Exercise goal:
Restate the entire listing word for word.

═══ Records supplied

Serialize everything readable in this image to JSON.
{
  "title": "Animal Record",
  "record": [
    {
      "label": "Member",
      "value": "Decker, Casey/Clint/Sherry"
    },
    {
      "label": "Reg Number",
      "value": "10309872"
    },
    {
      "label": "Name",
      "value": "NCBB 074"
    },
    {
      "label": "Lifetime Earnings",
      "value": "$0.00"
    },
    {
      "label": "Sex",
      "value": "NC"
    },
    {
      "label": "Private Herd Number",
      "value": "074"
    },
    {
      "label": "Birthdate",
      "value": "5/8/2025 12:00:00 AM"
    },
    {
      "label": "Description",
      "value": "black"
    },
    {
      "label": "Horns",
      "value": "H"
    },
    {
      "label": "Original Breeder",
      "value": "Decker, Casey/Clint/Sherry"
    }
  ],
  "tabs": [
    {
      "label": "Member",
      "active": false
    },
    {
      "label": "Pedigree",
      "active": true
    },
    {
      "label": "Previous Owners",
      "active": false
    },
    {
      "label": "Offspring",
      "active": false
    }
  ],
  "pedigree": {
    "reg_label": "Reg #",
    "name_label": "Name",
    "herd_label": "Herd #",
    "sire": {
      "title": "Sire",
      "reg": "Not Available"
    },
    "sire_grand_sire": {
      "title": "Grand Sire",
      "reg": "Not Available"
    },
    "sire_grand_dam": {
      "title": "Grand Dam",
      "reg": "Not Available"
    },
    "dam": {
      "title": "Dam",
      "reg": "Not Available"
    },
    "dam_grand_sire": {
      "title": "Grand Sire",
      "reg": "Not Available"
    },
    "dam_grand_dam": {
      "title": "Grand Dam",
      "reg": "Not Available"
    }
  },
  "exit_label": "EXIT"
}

══════

Expected answer:
Serialize everything readable in this image to JSON.
{
  "title": "Animal Record",
  "record": [
    {
      "label": "Member",
      "value": "Decker, Casey/Clint/Sherry"
    },
    {
      "label": "Reg Number",
      "value": "10309872"
    },
    {
      "label": "Name",
      "value": "NCBB 074"
    },
    {
      "label": "Lifetime Earnings",
      "value": "$0.00"
    },
    {
      "label": "Sex",
      "value": "NC"
    },
    {
      "label": "Private Herd Number",
      "value": "074"
    },
    {
      "label": "Birthdate",
      "value": "5/8/2025 12:00:00 AM"
    },
    {
      "label": "Description",
      "value": "black"
    },
    {
      "label": "Horns",
      "value": "H"
    },
    {
      "label": "Original Breeder",
      "value": "Decker, Casey/Clint/Sherry"
    }
  ],
  "tabs": [
    {
      "label": "Member",
      "active": false
    },
    {
      "label": "Pedigree",
      "active": true
    },
    {
      "label": "Previous Owners",
      "active": false
    },
    {
      "label": "Offspring",
      "active": false
    }
  ],
  "pedigree": {
    "reg_label": "Reg #",
    "name_label": "Name",
    "herd_label": "Herd #",
    "sire": {
      "title": "Sire",
      "reg": "Not Available"
    },
    "sire_grand_sire": {
      "title": "Grand Sire",
      "reg": "Not Available"
    },
    "sire_grand_dam": {
      "title": "Grand Dam",
      "reg": "Not Available"
    },
    "dam": {
      "title": "Dam",
      "reg": "Not Available"
    },
    "dam_grand_sire": {
      "title": "Grand Sire",
      "reg": "Not Available"
    },
    "dam_grand_dam": {
      "title": "Grand Dam",
      "reg": "Not Available"
    }
  },
  "exit_label": "EXIT"
}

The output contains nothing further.